Review the lines that follow and copy each one that contains the word "document".

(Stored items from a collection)
## START
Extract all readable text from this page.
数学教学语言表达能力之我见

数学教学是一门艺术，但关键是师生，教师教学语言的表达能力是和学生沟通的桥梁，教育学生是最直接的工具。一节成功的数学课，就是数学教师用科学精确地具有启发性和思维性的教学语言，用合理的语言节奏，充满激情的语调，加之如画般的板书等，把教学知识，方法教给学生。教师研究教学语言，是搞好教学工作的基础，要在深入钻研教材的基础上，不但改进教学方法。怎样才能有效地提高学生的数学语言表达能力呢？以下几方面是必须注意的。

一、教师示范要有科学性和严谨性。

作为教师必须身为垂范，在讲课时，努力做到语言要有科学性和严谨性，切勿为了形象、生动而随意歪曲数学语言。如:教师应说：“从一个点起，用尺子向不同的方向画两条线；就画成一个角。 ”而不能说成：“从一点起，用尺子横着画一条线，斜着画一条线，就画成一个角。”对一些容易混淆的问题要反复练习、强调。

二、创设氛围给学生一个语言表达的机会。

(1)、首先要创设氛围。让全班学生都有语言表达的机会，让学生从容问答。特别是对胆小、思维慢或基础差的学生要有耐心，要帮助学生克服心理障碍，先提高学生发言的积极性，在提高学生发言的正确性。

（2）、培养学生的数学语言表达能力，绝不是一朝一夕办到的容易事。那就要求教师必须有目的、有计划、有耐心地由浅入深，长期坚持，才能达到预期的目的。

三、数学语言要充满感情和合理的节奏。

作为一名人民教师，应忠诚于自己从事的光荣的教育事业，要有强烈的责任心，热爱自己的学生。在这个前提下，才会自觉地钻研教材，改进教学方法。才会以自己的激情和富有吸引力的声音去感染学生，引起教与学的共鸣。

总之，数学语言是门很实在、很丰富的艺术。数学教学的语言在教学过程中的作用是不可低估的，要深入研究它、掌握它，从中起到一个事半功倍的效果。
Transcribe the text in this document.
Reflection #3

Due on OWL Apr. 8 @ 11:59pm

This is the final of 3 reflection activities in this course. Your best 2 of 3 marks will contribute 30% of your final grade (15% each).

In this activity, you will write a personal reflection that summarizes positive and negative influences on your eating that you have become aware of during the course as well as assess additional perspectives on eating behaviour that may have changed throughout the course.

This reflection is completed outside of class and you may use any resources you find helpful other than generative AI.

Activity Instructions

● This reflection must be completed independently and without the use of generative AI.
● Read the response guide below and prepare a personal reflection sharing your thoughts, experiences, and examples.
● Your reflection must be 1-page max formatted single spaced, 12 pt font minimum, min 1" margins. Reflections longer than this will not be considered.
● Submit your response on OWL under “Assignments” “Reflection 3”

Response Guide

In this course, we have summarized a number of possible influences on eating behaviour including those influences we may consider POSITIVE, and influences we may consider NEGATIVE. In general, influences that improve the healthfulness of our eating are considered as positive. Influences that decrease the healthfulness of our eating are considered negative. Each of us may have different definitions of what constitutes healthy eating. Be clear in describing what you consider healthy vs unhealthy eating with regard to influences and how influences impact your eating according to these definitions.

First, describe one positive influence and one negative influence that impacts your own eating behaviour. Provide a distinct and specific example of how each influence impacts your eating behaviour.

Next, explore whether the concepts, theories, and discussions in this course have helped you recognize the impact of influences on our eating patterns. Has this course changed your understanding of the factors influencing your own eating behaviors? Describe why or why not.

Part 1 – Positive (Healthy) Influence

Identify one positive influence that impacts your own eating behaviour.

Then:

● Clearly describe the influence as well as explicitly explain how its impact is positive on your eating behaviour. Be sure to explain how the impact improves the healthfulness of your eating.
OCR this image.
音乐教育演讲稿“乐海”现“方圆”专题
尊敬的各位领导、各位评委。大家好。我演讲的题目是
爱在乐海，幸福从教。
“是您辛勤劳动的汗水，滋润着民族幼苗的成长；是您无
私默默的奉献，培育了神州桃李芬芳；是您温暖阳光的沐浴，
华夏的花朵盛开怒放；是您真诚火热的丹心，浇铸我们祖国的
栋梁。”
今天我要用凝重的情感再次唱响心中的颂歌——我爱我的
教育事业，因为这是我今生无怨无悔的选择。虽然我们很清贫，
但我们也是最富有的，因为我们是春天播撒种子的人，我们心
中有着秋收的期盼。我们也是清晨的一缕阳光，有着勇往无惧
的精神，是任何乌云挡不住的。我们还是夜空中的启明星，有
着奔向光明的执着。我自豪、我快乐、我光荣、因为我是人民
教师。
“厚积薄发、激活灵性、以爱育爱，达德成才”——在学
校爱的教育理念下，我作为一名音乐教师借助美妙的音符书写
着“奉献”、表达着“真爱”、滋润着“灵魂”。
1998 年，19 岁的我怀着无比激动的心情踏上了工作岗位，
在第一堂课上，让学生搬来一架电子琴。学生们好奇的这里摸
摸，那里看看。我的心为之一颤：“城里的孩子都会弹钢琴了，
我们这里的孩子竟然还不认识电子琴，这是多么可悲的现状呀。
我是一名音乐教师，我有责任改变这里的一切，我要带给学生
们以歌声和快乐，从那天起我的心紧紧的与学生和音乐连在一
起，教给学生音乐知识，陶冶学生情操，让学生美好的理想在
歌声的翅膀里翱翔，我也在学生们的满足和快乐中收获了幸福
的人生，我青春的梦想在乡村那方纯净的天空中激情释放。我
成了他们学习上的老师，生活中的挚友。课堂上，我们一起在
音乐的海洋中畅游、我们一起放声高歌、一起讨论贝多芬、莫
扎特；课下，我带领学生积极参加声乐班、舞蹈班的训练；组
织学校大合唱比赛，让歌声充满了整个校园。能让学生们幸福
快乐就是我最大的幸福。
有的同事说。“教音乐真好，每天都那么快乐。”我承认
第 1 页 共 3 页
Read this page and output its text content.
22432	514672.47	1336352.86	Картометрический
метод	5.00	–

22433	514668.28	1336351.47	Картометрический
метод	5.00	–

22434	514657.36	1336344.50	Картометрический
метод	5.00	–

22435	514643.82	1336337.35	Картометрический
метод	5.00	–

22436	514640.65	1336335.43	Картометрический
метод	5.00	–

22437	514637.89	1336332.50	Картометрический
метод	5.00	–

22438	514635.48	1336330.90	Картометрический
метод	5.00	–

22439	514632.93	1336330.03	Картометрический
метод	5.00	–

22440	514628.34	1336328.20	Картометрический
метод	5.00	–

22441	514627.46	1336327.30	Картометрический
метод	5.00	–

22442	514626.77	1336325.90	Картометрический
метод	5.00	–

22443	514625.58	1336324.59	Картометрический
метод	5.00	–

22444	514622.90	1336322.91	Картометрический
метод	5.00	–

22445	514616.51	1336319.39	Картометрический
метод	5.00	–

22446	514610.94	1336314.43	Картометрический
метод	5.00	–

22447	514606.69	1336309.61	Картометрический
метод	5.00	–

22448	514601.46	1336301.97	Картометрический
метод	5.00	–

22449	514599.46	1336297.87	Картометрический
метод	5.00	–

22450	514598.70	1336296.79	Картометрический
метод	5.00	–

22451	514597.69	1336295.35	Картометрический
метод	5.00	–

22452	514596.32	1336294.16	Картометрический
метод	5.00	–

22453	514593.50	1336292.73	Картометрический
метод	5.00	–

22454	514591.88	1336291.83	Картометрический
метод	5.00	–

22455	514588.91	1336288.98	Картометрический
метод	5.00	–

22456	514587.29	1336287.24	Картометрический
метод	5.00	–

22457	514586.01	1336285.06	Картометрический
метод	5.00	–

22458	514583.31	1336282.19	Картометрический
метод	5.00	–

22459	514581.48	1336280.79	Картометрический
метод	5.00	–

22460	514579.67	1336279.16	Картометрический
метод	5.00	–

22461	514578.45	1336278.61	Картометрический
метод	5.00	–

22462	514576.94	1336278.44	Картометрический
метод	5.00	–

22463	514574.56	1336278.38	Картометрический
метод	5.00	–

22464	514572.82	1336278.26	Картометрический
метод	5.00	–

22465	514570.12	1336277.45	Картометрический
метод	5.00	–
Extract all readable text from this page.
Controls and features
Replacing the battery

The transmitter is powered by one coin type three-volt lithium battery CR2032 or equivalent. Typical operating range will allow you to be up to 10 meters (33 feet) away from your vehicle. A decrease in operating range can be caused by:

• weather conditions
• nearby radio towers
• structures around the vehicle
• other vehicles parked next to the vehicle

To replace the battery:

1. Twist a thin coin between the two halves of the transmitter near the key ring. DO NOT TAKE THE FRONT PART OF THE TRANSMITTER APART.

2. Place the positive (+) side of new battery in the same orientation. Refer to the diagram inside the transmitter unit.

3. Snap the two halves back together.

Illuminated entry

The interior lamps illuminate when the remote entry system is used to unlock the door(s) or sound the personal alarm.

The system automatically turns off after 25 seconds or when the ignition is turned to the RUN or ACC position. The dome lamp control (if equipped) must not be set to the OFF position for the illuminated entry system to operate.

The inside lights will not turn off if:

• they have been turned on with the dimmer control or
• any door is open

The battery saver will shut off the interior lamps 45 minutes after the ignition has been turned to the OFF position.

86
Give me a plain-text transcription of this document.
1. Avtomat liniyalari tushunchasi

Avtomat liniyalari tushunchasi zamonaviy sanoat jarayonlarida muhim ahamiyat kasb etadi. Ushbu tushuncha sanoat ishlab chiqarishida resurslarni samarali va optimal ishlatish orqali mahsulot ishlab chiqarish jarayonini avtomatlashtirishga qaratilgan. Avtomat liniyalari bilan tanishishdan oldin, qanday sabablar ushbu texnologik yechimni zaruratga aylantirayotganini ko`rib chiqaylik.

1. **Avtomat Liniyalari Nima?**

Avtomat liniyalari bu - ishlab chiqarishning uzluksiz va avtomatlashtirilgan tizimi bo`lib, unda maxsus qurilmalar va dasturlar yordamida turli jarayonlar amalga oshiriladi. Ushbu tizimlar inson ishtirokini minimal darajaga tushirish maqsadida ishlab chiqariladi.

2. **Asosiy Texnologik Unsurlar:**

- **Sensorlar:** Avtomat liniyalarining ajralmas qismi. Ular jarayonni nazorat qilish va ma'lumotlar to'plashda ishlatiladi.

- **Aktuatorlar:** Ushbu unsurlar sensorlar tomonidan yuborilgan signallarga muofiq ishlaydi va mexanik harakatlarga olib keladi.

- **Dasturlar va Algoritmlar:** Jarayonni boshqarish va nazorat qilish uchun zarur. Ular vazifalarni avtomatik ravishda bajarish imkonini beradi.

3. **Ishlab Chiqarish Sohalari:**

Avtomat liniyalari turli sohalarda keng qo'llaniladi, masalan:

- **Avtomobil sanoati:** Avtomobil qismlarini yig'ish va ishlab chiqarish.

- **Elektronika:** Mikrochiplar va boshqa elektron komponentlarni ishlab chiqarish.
## END
• Final answer:
Transcribe the text in this document.
Give me a plain-text transcription of this document.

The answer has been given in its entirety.